(Figure content listings):
———

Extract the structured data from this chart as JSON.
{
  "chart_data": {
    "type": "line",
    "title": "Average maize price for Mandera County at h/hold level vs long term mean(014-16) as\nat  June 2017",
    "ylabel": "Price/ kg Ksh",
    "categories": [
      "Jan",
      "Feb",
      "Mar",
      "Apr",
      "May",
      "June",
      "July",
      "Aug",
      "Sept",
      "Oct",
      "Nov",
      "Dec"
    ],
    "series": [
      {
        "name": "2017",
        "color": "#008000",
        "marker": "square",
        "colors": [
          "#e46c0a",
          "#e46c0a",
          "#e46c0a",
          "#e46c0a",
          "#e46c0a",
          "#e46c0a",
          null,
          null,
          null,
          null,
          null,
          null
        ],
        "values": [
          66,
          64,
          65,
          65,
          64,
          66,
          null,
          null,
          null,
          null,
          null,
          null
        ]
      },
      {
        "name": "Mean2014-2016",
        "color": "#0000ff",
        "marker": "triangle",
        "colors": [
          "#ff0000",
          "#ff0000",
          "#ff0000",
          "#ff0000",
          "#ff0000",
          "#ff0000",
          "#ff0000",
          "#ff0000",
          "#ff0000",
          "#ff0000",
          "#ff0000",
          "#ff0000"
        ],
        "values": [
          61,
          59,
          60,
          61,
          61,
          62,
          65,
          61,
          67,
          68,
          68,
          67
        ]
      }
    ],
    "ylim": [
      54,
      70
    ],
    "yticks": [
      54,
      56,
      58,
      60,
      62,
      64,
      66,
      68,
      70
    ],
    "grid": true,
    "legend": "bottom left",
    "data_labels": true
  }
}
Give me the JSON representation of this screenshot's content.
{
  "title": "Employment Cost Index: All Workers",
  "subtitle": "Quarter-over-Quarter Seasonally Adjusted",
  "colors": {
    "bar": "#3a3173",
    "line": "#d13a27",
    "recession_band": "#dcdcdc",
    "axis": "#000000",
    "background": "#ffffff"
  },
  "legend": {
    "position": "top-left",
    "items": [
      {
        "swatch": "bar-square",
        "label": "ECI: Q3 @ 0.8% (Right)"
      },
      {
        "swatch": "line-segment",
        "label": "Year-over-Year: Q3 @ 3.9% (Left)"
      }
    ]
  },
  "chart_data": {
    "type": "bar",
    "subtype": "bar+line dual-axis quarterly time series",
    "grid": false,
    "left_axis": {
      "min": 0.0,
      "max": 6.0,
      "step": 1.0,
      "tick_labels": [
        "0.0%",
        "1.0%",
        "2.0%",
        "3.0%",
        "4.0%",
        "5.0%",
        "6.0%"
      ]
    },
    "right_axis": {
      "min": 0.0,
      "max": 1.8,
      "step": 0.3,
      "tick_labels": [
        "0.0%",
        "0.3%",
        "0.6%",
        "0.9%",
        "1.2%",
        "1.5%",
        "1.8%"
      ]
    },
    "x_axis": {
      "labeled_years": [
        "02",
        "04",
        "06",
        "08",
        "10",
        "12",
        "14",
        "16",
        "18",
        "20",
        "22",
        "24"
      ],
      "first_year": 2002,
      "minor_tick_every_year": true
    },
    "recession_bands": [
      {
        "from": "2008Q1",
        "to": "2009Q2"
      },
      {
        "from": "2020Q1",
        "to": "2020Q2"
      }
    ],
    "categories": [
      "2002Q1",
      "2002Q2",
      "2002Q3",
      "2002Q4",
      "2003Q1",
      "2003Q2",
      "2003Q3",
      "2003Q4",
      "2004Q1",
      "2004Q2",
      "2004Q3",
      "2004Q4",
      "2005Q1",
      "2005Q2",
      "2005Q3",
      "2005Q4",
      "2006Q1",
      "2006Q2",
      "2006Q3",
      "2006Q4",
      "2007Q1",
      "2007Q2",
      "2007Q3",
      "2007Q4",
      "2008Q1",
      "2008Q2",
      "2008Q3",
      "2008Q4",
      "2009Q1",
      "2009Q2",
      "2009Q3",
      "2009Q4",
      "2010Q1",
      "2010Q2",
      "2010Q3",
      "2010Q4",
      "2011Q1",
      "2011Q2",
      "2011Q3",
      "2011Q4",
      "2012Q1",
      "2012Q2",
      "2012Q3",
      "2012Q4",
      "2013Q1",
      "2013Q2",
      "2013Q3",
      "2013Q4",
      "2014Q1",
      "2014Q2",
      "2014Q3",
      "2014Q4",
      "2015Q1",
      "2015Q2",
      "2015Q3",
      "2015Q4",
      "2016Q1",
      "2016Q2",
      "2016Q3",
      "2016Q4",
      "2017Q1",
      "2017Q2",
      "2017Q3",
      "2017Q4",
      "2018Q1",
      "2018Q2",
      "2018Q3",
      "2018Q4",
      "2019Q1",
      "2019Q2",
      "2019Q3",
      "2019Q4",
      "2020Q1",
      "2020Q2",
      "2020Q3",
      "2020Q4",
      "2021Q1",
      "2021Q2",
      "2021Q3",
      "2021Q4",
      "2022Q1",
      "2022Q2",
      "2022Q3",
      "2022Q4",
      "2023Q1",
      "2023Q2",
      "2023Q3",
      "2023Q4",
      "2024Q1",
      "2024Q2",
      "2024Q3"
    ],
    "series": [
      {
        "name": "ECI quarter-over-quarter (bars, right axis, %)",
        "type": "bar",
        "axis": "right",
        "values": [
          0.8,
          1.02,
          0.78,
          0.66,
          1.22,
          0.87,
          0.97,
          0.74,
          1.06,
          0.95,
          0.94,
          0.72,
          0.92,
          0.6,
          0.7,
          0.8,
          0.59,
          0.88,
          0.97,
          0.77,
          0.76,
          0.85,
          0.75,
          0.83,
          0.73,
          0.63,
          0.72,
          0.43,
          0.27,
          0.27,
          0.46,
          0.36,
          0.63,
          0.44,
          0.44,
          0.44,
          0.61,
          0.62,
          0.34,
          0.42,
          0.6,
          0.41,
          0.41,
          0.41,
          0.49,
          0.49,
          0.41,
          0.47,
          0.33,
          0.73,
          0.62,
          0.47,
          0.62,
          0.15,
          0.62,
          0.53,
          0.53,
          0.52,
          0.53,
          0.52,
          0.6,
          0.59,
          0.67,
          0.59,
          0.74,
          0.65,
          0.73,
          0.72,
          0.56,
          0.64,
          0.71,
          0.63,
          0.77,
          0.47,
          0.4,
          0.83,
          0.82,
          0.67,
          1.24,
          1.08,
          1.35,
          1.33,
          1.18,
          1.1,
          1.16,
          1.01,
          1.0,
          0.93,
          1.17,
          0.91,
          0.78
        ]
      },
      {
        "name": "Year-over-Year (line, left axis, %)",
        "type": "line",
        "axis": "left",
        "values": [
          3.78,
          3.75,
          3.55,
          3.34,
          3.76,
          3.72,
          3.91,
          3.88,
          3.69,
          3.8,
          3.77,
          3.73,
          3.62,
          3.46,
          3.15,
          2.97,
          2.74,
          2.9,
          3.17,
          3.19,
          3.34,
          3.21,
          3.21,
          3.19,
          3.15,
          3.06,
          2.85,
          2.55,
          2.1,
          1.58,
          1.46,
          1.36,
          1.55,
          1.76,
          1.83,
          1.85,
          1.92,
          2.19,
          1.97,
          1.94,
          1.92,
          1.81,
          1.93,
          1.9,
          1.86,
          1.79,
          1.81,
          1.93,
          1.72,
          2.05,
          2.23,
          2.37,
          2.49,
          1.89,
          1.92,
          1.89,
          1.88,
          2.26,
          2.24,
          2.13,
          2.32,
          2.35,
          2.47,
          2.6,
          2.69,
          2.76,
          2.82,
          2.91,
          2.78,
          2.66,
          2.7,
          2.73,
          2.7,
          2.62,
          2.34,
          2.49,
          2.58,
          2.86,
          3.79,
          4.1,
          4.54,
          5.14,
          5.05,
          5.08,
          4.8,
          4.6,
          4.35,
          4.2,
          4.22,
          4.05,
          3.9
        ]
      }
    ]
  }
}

———

(Written exercise): Make an exact copy of the material above.

(Correct response):
Extract the structured data from this chart as JSON.
{
  "chart_data": {
    "type": "line",
    "title": "Average maize price for Mandera County at h/hold level vs long term mean(014-16) as\nat  June 2017",
    "ylabel": "Price/ kg Ksh",
    "categories": [
      "Jan",
      "Feb",
      "Mar",
      "Apr",
      "May",
      "June",
      "July",
      "Aug",
      "Sept",
      "Oct",
      "Nov",
      "Dec"
    ],
    "series": [
      {
        "name": "2017",
        "color": "#008000",
        "marker": "square",
        "colors": [
          "#e46c0a",
          "#e46c0a",
          "#e46c0a",
          "#e46c0a",
          "#e46c0a",
          "#e46c0a",
          null,
          null,
          null,
          null,
          null,
          null
        ],
        "values": [
          66,
          64,
          65,
          65,
          64,
          66,
          null,
          null,
          null,
          null,
          null,
          null
        ]
      },
      {
        "name": "Mean2014-2016",
        "color": "#0000ff",
        "marker": "triangle",
        "colors": [
          "#ff0000",
          "#ff0000",
          "#ff0000",
          "#ff0000",
          "#ff0000",
          "#ff0000",
          "#ff0000",
          "#ff0000",
          "#ff0000",
          "#ff0000",
          "#ff0000",
          "#ff0000"
        ],
        "values": [
          61,
          59,
          60,
          61,
          61,
          62,
          65,
          61,
          67,
          68,
          68,
          67
        ]
      }
    ],
    "ylim": [
      54,
      70
    ],
    "yticks": [
      54,
      56,
      58,
      60,
      62,
      64,
      66,
      68,
      70
    ],
    "grid": true,
    "legend": "bottom left",
    "data_labels": true
  }
}
Give me the JSON representation of this screenshot's content.
{
  "title": "Employment Cost Index: All Workers",
  "subtitle": "Quarter-over-Quarter Seasonally Adjusted",
  "colors": {
    "bar": "#3a3173",
    "line": "#d13a27",
    "recession_band": "#dcdcdc",
    "axis": "#000000",
    "background": "#ffffff"
  },
  "legend": {
    "position": "top-left",
    "items": [
      {
        "swatch": "bar-square",
        "label": "ECI: Q3 @ 0.8% (Right)"
      },
      {
        "swatch": "line-segment",
        "label": "Year-over-Year: Q3 @ 3.9% (Left)"
      }
    ]
  },
  "chart_data": {
    "type": "bar",
    "subtype": "bar+line dual-axis quarterly time series",
    "grid": false,
    "left_axis": {
      "min": 0.0,
      "max": 6.0,
      "step": 1.0,
      "tick_labels": [
        "0.0%",
        "1.0%",
        "2.0%",
        "3.0%",
        "4.0%",
        "5.0%",
        "6.0%"
      ]
    },
    "right_axis": {
      "min": 0.0,
      "max": 1.8,
      "step": 0.3,
      "tick_labels": [
        "0.0%",
        "0.3%",
        "0.6%",
        "0.9%",
        "1.2%",
        "1.5%",
        "1.8%"
      ]
    },
    "x_axis": {
      "labeled_years": [
        "02",
        "04",
        "06",
        "08",
        "10",
        "12",
        "14",
        "16",
        "18",
        "20",
        "22",
        "24"
      ],
      "first_year": 2002,
      "minor_tick_every_year": true
    },
    "recession_bands": [
      {
        "from": "2008Q1",
        "to": "2009Q2"
      },
      {
        "from": "2020Q1",
        "to": "2020Q2"
      }
    ],
    "categories": [
      "2002Q1",
      "2002Q2",
      "2002Q3",
      "2002Q4",
      "2003Q1",
      "2003Q2",
      "2003Q3",
      "2003Q4",
      "2004Q1",
      "2004Q2",
      "2004Q3",
      "2004Q4",
      "2005Q1",
      "2005Q2",
      "2005Q3",
      "2005Q4",
      "2006Q1",
      "2006Q2",
      "2006Q3",
      "2006Q4",
      "2007Q1",
      "2007Q2",
      "2007Q3",
      "2007Q4",
      "2008Q1",
      "2008Q2",
      "2008Q3",
      "2008Q4",
      "2009Q1",
      "2009Q2",
      "2009Q3",
      "2009Q4",
      "2010Q1",
      "2010Q2",
      "2010Q3",
      "2010Q4",
      "2011Q1",
      "2011Q2",
      "2011Q3",
      "2011Q4",
      "2012Q1",
      "2012Q2",
      "2012Q3",
      "2012Q4",
      "2013Q1",
      "2013Q2",
      "2013Q3",
      "2013Q4",
      "2014Q1",
      "2014Q2",
      "2014Q3",
      "2014Q4",
      "2015Q1",
      "2015Q2",
      "2015Q3",
      "2015Q4",
      "2016Q1",
      "2016Q2",
      "2016Q3",
      "2016Q4",
      "2017Q1",
      "2017Q2",
      "2017Q3",
      "2017Q4",
      "2018Q1",
      "2018Q2",
      "2018Q3",
      "2018Q4",
      "2019Q1",
      "2019Q2",
      "2019Q3",
      "2019Q4",
      "2020Q1",
      "2020Q2",
      "2020Q3",
      "2020Q4",
      "2021Q1",
      "2021Q2",
      "2021Q3",
      "2021Q4",
      "2022Q1",
      "2022Q2",
      "2022Q3",
      "2022Q4",
      "2023Q1",
      "2023Q2",
      "2023Q3",
      "2023Q4",
      "2024Q1",
      "2024Q2",
      "2024Q3"
    ],
    "series": [
      {
        "name": "ECI quarter-over-quarter (bars, right axis, %)",
        "type": "bar",
        "axis": "right",
        "values": [
          0.8,
          1.02,
          0.78,
          0.66,
          1.22,
          0.87,
          0.97,
          0.74,
          1.06,
          0.95,
          0.94,
          0.72,
          0.92,
          0.6,
          0.7,
          0.8,
          0.59,
          0.88,
          0.97,
          0.77,
          0.76,
          0.85,
          0.75,
          0.83,
          0.73,
          0.63,
          0.72,
          0.43,
          0.27,
          0.27,
          0.46,
          0.36,
          0.63,
          0.44,
          0.44,
          0.44,
          0.61,
          0.62,
          0.34,
          0.42,
          0.6,
          0.41,
          0.41,
          0.41,
          0.49,
          0.49,
          0.41,
          0.47,
          0.33,
          0.73,
          0.62,
          0.47,
          0.62,
          0.15,
          0.62,
          0.53,
          0.53,
          0.52,
          0.53,
          0.52,
          0.6,
          0.59,
          0.67,
          0.59,
          0.74,
          0.65,
          0.73,
          0.72,
          0.56,
          0.64,
          0.71,
          0.63,
          0.77,
          0.47,
          0.4,
          0.83,
          0.82,
          0.67,
          1.24,
          1.08,
          1.35,
          1.33,
          1.18,
          1.1,
          1.16,
          1.01,
          1.0,
          0.93,
          1.17,
          0.91,
          0.78
        ]
      },
      {
        "name": "Year-over-Year (line, left axis, %)",
        "type": "line",
        "axis": "left",
        "values": [
          3.78,
          3.75,
          3.55,
          3.34,
          3.76,
          3.72,
          3.91,
          3.88,
          3.69,
          3.8,
          3.77,
          3.73,
          3.62,
          3.46,
          3.15,
          2.97,
          2.74,
          2.9,
          3.17,
          3.19,
          3.34,
          3.21,
          3.21,
          3.19,
          3.15,
          3.06,
          2.85,
          2.55,
          2.1,
          1.58,
          1.46,
          1.36,
          1.55,
          1.76,
          1.83,
          1.85,
          1.92,
          2.19,
          1.97,
          1.94,
          1.92,
          1.81,
          1.93,
          1.9,
          1.86,
          1.79,
          1.81,
          1.93,
          1.72,
          2.05,
          2.23,
          2.37,
          2.49,
          1.89,
          1.92,
          1.89,
          1.88,
          2.26,
          2.24,
          2.13,
          2.32,
          2.35,
          2.47,
          2.6,
          2.69,
          2.76,
          2.82,
          2.91,
          2.78,
          2.66,
          2.7,
          2.73,
          2.7,
          2.62,
          2.34,
          2.49,
          2.58,
          2.86,
          3.79,
          4.1,
          4.54,
          5.14,
          5.05,
          5.08,
          4.8,
          4.6,
          4.35,
          4.2,
          4.22,
          4.05,
          3.9
        ]
      }
    ]
  }
}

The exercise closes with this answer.